§ **DESCRIPTION OF THE TASK**
Repeat exactly each line of the data provided below.

§ **DATA FOR THIS TASK**
(begin)

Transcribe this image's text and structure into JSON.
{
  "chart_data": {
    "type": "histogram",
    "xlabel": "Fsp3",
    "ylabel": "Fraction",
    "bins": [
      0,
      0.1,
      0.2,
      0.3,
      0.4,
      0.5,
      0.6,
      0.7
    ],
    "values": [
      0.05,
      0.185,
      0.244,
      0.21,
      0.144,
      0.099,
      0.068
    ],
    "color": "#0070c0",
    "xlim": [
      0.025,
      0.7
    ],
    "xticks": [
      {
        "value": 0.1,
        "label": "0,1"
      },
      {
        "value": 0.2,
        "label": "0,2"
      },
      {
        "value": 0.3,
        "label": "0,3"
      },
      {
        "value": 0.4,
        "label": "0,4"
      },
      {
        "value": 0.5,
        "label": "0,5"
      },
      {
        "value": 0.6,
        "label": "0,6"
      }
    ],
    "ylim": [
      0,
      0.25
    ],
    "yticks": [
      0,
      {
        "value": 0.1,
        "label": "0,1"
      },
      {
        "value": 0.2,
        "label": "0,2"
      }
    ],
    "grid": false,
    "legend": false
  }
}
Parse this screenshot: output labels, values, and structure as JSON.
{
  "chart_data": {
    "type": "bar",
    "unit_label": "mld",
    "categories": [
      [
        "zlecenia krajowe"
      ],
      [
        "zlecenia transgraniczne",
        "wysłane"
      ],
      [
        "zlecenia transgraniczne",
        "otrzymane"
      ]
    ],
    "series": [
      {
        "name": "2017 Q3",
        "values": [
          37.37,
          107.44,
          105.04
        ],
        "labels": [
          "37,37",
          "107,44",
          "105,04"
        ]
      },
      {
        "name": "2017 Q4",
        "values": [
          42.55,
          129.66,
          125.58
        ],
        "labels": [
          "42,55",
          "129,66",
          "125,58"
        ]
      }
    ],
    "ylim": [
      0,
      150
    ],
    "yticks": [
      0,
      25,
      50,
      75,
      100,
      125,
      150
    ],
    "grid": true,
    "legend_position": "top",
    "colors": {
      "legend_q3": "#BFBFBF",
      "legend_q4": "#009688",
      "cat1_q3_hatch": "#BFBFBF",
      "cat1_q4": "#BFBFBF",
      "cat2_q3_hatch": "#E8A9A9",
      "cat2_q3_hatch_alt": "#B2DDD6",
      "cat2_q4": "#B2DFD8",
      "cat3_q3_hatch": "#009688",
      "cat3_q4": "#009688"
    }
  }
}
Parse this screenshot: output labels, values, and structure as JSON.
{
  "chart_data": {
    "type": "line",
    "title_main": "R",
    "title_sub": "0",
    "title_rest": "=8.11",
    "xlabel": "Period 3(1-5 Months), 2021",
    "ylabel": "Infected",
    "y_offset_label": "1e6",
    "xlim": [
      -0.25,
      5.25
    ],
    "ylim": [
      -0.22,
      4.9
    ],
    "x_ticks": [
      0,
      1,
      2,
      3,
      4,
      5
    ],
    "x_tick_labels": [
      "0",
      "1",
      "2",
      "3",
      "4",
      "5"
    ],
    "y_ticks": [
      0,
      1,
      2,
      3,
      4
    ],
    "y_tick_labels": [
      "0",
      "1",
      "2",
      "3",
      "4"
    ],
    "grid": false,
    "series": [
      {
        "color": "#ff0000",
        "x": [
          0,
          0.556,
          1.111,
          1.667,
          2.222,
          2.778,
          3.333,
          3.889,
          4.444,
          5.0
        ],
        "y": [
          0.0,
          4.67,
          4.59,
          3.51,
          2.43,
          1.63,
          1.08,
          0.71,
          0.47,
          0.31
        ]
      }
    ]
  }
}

(end)

§ **RESPONSE TO THIS TASK**
Transcribe this image's text and structure into JSON.
{
  "chart_data": {
    "type": "histogram",
    "xlabel": "Fsp3",
    "ylabel": "Fraction",
    "bins": [
      0,
      0.1,
      0.2,
      0.3,
      0.4,
      0.5,
      0.6,
      0.7
    ],
    "values": [
      0.05,
      0.185,
      0.244,
      0.21,
      0.144,
      0.099,
      0.068
    ],
    "color": "#0070c0",
    "xlim": [
      0.025,
      0.7
    ],
    "xticks": [
      {
        "value": 0.1,
        "label": "0,1"
      },
      {
        "value": 0.2,
        "label": "0,2"
      },
      {
        "value": 0.3,
        "label": "0,3"
      },
      {
        "value": 0.4,
        "label": "0,4"
      },
      {
        "value": 0.5,
        "label": "0,5"
      },
      {
        "value": 0.6,
        "label": "0,6"
      }
    ],
    "ylim": [
      0,
      0.25
    ],
    "yticks": [
      0,
      {
        "value": 0.1,
        "label": "0,1"
      },
      {
        "value": 0.2,
        "label": "0,2"
      }
    ],
    "grid": false,
    "legend": false
  }
}
Parse this screenshot: output labels, values, and structure as JSON.
{
  "chart_data": {
    "type": "bar",
    "unit_label": "mld",
    "categories": [
      [
        "zlecenia krajowe"
      ],
      [
        "zlecenia transgraniczne",
        "wysłane"
      ],
      [
        "zlecenia transgraniczne",
        "otrzymane"
      ]
    ],
    "series": [
      {
        "name": "2017 Q3",
        "values": [
          37.37,
          107.44,
          105.04
        ],
        "labels": [
          "37,37",
          "107,44",
          "105,04"
        ]
      },
      {
        "name": "2017 Q4",
        "values": [
          42.55,
          129.66,
          125.58
        ],
        "labels": [
          "42,55",
          "129,66",
          "125,58"
        ]
      }
    ],
    "ylim": [
      0,
      150
    ],
    "yticks": [
      0,
      25,
      50,
      75,
      100,
      125,
      150
    ],
    "grid": true,
    "legend_position": "top",
    "colors": {
      "legend_q3": "#BFBFBF",
      "legend_q4": "#009688",
      "cat1_q3_hatch": "#BFBFBF",
      "cat1_q4": "#BFBFBF",
      "cat2_q3_hatch": "#E8A9A9",
      "cat2_q3_hatch_alt": "#B2DDD6",
      "cat2_q4": "#B2DFD8",
      "cat3_q3_hatch": "#009688",
      "cat3_q4": "#009688"
    }
  }
}
Parse this screenshot: output labels, values, and structure as JSON.
{
  "chart_data": {
    "type": "line",
    "title_main": "R",
    "title_sub": "0",
    "title_rest": "=8.11",
    "xlabel": "Period 3(1-5 Months), 2021",
    "ylabel": "Infected",
    "y_offset_label": "1e6",
    "xlim": [
      -0.25,
      5.25
    ],
    "ylim": [
      -0.22,
      4.9
    ],
    "x_ticks": [
      0,
      1,
      2,
      3,
      4,
      5
    ],
    "x_tick_labels": [
      "0",
      "1",
      "2",
      "3",
      "4",
      "5"
    ],
    "y_ticks": [
      0,
      1,
      2,
      3,
      4
    ],
    "y_tick_labels": [
      "0",
      "1",
      "2",
      "3",
      "4"
    ],
    "grid": false,
    "series": [
      {
        "color": "#ff0000",
        "x": [
          0,
          0.556,
          1.111,
          1.667,
          2.222,
          2.778,
          3.333,
          3.889,
          4.444,
          5.0
        ],
        "y": [
          0.0,
          4.67,
          4.59,
          3.51,
          2.43,
          1.63,
          1.08,
          0.71,
          0.47,
          0.31
        ]
      }
    ]
  }
}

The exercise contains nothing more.